▶ [Data entries]:
## Begin

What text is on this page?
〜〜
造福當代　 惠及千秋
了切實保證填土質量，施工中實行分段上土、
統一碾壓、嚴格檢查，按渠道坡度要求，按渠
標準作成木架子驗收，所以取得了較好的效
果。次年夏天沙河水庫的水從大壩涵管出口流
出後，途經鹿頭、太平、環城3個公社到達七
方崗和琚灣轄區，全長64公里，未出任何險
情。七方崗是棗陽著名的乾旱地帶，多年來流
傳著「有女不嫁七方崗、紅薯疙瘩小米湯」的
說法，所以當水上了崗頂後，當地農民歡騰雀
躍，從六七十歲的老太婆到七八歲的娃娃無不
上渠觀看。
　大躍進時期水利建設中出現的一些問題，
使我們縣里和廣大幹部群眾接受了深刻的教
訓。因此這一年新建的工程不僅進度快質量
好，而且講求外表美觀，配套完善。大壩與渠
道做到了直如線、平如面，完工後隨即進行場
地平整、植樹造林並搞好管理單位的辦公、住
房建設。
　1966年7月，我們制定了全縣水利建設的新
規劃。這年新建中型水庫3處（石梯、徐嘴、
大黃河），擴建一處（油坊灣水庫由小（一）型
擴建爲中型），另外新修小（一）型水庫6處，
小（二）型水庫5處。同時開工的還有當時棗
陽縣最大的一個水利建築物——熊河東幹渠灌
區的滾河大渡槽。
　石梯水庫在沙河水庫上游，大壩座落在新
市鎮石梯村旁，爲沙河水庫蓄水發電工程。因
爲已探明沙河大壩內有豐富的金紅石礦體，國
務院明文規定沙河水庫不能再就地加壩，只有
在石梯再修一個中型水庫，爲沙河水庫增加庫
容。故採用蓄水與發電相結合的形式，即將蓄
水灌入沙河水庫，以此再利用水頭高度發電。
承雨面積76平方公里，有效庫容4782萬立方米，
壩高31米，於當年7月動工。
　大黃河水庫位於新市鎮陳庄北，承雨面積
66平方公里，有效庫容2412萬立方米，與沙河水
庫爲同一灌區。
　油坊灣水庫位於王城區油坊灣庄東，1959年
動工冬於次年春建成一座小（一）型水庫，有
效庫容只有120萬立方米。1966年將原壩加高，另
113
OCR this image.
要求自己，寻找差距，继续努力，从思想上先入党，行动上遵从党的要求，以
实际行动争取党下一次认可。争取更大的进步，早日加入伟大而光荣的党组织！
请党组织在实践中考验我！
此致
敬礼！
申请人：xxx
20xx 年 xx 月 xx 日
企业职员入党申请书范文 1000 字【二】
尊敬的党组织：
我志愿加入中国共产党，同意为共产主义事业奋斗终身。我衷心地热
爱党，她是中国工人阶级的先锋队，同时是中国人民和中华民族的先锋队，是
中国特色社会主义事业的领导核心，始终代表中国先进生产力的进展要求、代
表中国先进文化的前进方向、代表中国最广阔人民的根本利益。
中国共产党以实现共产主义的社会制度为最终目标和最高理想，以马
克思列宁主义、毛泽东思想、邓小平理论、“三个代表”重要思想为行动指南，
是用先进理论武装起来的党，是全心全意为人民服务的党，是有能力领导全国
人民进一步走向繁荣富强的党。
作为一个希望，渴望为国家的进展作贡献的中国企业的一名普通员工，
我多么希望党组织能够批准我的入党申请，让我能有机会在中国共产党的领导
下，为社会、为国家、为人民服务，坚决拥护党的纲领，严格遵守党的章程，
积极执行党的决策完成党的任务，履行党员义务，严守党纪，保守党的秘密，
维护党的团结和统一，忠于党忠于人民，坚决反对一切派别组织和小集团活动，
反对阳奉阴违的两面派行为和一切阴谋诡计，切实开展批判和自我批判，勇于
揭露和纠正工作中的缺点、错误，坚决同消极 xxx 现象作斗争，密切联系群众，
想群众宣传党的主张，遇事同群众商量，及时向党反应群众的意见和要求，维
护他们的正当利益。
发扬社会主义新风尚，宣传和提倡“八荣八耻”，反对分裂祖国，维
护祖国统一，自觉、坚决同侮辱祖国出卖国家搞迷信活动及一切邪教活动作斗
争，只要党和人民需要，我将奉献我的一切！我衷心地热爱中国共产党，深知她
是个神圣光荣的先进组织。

## End

▶ [WHAT TO PRODUCE]:
Filter out all lines lacking the word "this" and copy the rest.

▶ [FULL OUTPUT]:
What text is on this page?
OCR this image.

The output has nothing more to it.